- Data for this exercise
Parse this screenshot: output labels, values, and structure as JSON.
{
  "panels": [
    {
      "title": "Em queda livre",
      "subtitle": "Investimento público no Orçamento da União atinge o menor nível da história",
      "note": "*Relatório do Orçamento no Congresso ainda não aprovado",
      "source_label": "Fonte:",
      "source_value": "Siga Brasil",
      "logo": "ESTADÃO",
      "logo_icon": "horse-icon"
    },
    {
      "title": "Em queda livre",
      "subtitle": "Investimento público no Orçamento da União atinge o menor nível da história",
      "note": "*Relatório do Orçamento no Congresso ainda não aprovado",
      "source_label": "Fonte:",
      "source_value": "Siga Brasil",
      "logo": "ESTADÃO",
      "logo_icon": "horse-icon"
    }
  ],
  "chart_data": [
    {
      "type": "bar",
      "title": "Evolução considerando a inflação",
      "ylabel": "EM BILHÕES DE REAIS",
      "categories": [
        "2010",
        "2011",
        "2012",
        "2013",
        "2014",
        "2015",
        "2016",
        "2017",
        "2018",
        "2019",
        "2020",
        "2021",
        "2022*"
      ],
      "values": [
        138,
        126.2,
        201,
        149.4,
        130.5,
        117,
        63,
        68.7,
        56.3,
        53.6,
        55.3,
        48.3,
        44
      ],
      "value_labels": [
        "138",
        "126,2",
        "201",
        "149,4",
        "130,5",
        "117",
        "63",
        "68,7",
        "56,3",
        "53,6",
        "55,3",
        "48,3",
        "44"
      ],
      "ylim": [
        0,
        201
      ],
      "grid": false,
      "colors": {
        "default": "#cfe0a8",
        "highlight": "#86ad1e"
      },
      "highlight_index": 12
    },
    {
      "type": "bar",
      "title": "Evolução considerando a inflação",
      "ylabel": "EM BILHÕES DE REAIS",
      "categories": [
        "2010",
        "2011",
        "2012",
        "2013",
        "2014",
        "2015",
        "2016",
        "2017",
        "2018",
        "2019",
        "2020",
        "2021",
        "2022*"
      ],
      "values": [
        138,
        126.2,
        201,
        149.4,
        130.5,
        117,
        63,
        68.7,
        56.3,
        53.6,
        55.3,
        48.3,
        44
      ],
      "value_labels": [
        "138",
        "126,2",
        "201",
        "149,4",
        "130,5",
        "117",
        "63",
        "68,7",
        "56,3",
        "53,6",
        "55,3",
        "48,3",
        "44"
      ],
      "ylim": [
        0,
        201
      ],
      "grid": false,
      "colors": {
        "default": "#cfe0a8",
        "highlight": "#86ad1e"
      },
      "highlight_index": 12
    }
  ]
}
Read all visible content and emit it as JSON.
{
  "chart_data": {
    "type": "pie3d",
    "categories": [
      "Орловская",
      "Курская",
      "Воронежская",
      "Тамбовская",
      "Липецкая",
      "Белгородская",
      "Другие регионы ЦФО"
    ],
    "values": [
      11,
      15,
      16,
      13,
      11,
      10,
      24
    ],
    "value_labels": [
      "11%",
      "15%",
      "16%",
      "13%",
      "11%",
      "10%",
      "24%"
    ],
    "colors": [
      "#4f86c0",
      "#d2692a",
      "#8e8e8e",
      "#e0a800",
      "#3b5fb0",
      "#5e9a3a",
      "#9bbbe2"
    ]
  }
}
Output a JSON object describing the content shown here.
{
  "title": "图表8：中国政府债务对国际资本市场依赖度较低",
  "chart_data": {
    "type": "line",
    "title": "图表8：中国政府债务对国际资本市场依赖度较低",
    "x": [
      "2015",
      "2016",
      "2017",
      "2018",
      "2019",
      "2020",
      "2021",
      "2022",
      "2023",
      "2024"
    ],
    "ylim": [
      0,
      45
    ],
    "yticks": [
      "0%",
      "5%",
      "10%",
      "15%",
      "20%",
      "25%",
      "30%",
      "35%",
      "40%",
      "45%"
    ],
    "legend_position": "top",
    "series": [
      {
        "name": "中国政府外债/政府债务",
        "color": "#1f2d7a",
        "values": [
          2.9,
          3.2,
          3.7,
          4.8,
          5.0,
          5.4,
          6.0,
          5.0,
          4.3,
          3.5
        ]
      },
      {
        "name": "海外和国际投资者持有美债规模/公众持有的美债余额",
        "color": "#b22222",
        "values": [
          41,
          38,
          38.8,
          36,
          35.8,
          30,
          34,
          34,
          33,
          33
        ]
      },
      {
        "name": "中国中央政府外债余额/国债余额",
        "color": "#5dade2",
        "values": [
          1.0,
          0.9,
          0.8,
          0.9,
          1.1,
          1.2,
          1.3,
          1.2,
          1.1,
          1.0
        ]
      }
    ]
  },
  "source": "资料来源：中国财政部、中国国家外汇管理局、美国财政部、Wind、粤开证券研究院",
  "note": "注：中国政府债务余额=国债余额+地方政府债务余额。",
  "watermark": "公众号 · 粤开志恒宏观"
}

- Aim
Return every line of the material exactly.

- Exercise output
Parse this screenshot: output labels, values, and structure as JSON.
{
  "panels": [
    {
      "title": "Em queda livre",
      "subtitle": "Investimento público no Orçamento da União atinge o menor nível da história",
      "note": "*Relatório do Orçamento no Congresso ainda não aprovado",
      "source_label": "Fonte:",
      "source_value": "Siga Brasil",
      "logo": "ESTADÃO",
      "logo_icon": "horse-icon"
    },
    {
      "title": "Em queda livre",
      "subtitle": "Investimento público no Orçamento da União atinge o menor nível da história",
      "note": "*Relatório do Orçamento no Congresso ainda não aprovado",
      "source_label": "Fonte:",
      "source_value": "Siga Brasil",
      "logo": "ESTADÃO",
      "logo_icon": "horse-icon"
    }
  ],
  "chart_data": [
    {
      "type": "bar",
      "title": "Evolução considerando a inflação",
      "ylabel": "EM BILHÕES DE REAIS",
      "categories": [
        "2010",
        "2011",
        "2012",
        "2013",
        "2014",
        "2015",
        "2016",
        "2017",
        "2018",
        "2019",
        "2020",
        "2021",
        "2022*"
      ],
      "values": [
        138,
        126.2,
        201,
        149.4,
        130.5,
        117,
        63,
        68.7,
        56.3,
        53.6,
        55.3,
        48.3,
        44
      ],
      "value_labels": [
        "138",
        "126,2",
        "201",
        "149,4",
        "130,5",
        "117",
        "63",
        "68,7",
        "56,3",
        "53,6",
        "55,3",
        "48,3",
        "44"
      ],
      "ylim": [
        0,
        201
      ],
      "grid": false,
      "colors": {
        "default": "#cfe0a8",
        "highlight": "#86ad1e"
      },
      "highlight_index": 12
    },
    {
      "type": "bar",
      "title": "Evolução considerando a inflação",
      "ylabel": "EM BILHÕES DE REAIS",
      "categories": [
        "2010",
        "2011",
        "2012",
        "2013",
        "2014",
        "2015",
        "2016",
        "2017",
        "2018",
        "2019",
        "2020",
        "2021",
        "2022*"
      ],
      "values": [
        138,
        126.2,
        201,
        149.4,
        130.5,
        117,
        63,
        68.7,
        56.3,
        53.6,
        55.3,
        48.3,
        44
      ],
      "value_labels": [
        "138",
        "126,2",
        "201",
        "149,4",
        "130,5",
        "117",
        "63",
        "68,7",
        "56,3",
        "53,6",
        "55,3",
        "48,3",
        "44"
      ],
      "ylim": [
        0,
        201
      ],
      "grid": false,
      "colors": {
        "default": "#cfe0a8",
        "highlight": "#86ad1e"
      },
      "highlight_index": 12
    }
  ]
}
Read all visible content and emit it as JSON.
{
  "chart_data": {
    "type": "pie3d",
    "categories": [
      "Орловская",
      "Курская",
      "Воронежская",
      "Тамбовская",
      "Липецкая",
      "Белгородская",
      "Другие регионы ЦФО"
    ],
    "values": [
      11,
      15,
      16,
      13,
      11,
      10,
      24
    ],
    "value_labels": [
      "11%",
      "15%",
      "16%",
      "13%",
      "11%",
      "10%",
      "24%"
    ],
    "colors": [
      "#4f86c0",
      "#d2692a",
      "#8e8e8e",
      "#e0a800",
      "#3b5fb0",
      "#5e9a3a",
      "#9bbbe2"
    ]
  }
}
Output a JSON object describing the content shown here.
{
  "title": "图表8：中国政府债务对国际资本市场依赖度较低",
  "chart_data": {
    "type": "line",
    "title": "图表8：中国政府债务对国际资本市场依赖度较低",
    "x": [
      "2015",
      "2016",
      "2017",
      "2018",
      "2019",
      "2020",
      "2021",
      "2022",
      "2023",
      "2024"
    ],
    "ylim": [
      0,
      45
    ],
    "yticks": [
      "0%",
      "5%",
      "10%",
      "15%",
      "20%",
      "25%",
      "30%",
      "35%",
      "40%",
      "45%"
    ],
    "legend_position": "top",
    "series": [
      {
        "name": "中国政府外债/政府债务",
        "color": "#1f2d7a",
        "values": [
          2.9,
          3.2,
          3.7,
          4.8,
          5.0,
          5.4,
          6.0,
          5.0,
          4.3,
          3.5
        ]
      },
      {
        "name": "海外和国际投资者持有美债规模/公众持有的美债余额",
        "color": "#b22222",
        "values": [
          41,
          38,
          38.8,
          36,
          35.8,
          30,
          34,
          34,
          33,
          33
        ]
      },
      {
        "name": "中国中央政府外债余额/国债余额",
        "color": "#5dade2",
        "values": [
          1.0,
          0.9,
          0.8,
          0.9,
          1.1,
          1.2,
          1.3,
          1.2,
          1.1,
          1.0
        ]
      }
    ]
  },
  "source": "资料来源：中国财政部、中国国家外汇管理局、美国财政部、Wind、粤开证券研究院",
  "note": "注：中国政府债务余额=国债余额+地方政府债务余额。",
  "watermark": "公众号 · 粤开志恒宏观"
}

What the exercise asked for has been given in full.